Retype all of the data exactly as given.

THE RECORDS -
* begin *

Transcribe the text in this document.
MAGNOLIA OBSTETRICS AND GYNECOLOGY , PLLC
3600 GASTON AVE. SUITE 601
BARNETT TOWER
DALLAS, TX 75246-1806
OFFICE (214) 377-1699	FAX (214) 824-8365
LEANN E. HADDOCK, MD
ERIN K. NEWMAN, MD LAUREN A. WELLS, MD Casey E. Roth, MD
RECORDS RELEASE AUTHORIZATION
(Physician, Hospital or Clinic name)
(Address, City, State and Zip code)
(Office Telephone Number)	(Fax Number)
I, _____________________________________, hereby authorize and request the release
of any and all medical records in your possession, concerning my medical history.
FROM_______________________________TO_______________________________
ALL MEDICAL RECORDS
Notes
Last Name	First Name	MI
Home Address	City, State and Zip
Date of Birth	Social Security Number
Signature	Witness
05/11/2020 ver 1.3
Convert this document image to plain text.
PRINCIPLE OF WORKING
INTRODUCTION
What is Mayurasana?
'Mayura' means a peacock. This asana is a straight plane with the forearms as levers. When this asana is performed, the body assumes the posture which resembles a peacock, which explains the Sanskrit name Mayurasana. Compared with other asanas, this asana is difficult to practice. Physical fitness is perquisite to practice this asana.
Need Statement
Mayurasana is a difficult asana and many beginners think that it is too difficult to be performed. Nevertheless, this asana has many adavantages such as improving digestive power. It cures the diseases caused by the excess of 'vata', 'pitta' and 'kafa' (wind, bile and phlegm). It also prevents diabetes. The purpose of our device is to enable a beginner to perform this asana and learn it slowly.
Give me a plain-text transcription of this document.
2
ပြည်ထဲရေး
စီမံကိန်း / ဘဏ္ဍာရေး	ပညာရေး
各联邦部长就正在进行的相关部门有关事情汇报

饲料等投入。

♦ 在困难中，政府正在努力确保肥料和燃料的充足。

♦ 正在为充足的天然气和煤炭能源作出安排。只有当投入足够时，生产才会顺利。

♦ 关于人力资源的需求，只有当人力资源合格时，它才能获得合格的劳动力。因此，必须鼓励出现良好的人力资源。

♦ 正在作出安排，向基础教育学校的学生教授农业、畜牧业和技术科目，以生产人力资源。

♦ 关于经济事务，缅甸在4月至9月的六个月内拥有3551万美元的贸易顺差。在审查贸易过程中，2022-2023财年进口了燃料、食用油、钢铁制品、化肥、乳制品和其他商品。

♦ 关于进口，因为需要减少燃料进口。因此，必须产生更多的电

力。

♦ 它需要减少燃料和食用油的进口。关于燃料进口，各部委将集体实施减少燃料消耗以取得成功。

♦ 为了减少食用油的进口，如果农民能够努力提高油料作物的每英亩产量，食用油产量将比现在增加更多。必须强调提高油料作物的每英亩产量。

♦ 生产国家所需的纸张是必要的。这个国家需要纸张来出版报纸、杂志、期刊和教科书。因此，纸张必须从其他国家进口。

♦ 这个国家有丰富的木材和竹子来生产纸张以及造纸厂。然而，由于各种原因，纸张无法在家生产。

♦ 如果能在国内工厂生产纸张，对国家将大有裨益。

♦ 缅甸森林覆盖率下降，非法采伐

* end *

THE RESULT -
Transcribe the text in this document.
MAGNOLIA OBSTETRICS AND GYNECOLOGY , PLLC
3600 GASTON AVE. SUITE 601
BARNETT TOWER
DALLAS, TX 75246-1806
OFFICE (214) 377-1699	FAX (214) 824-8365
LEANN E. HADDOCK, MD
ERIN K. NEWMAN, MD LAUREN A. WELLS, MD Casey E. Roth, MD
RECORDS RELEASE AUTHORIZATION
(Physician, Hospital or Clinic name)
(Address, City, State and Zip code)
(Office Telephone Number)	(Fax Number)
I, _____________________________________, hereby authorize and request the release
of any and all medical records in your possession, concerning my medical history.
FROM_______________________________TO_______________________________
ALL MEDICAL RECORDS
Notes
Last Name	First Name	MI
Home Address	City, State and Zip
Date of Birth	Social Security Number
Signature	Witness
05/11/2020 ver 1.3
Convert this document image to plain text.
PRINCIPLE OF WORKING
INTRODUCTION
What is Mayurasana?
'Mayura' means a peacock. This asana is a straight plane with the forearms as levers. When this asana is performed, the body assumes the posture which resembles a peacock, which explains the Sanskrit name Mayurasana. Compared with other asanas, this asana is difficult to practice. Physical fitness is perquisite to practice this asana.
Need Statement
Mayurasana is a difficult asana and many beginners think that it is too difficult to be performed. Nevertheless, this asana has many adavantages such as improving digestive power. It cures the diseases caused by the excess of 'vata', 'pitta' and 'kafa' (wind, bile and phlegm). It also prevents diabetes. The purpose of our device is to enable a beginner to perform this asana and learn it slowly.
Give me a plain-text transcription of this document.
2
ပြည်ထဲရေး
စီမံကိန်း / ဘဏ္ဍာရေး	ပညာရေး
各联邦部长就正在进行的相关部门有关事情汇报

饲料等投入。

♦ 在困难中，政府正在努力确保肥料和燃料的充足。

♦ 正在为充足的天然气和煤炭能源作出安排。只有当投入足够时，生产才会顺利。

♦ 关于人力资源的需求，只有当人力资源合格时，它才能获得合格的劳动力。因此，必须鼓励出现良好的人力资源。

♦ 正在作出安排，向基础教育学校的学生教授农业、畜牧业和技术科目，以生产人力资源。

♦ 关于经济事务，缅甸在4月至9月的六个月内拥有3551万美元的贸易顺差。在审查贸易过程中，2022-2023财年进口了燃料、食用油、钢铁制品、化肥、乳制品和其他商品。

♦ 关于进口，因为需要减少燃料进口。因此，必须产生更多的电

力。

♦ 它需要减少燃料和食用油的进口。关于燃料进口，各部委将集体实施减少燃料消耗以取得成功。

♦ 为了减少食用油的进口，如果农民能够努力提高油料作物的每英亩产量，食用油产量将比现在增加更多。必须强调提高油料作物的每英亩产量。

♦ 生产国家所需的纸张是必要的。这个国家需要纸张来出版报纸、杂志、期刊和教科书。因此，纸张必须从其他国家进口。

♦ 这个国家有丰富的木材和竹子来生产纸张以及造纸厂。然而，由于各种原因，纸张无法在家生产。

♦ 如果能在国内工厂生产纸张，对国家将大有裨益。

♦ 缅甸森林覆盖率下降，非法采伐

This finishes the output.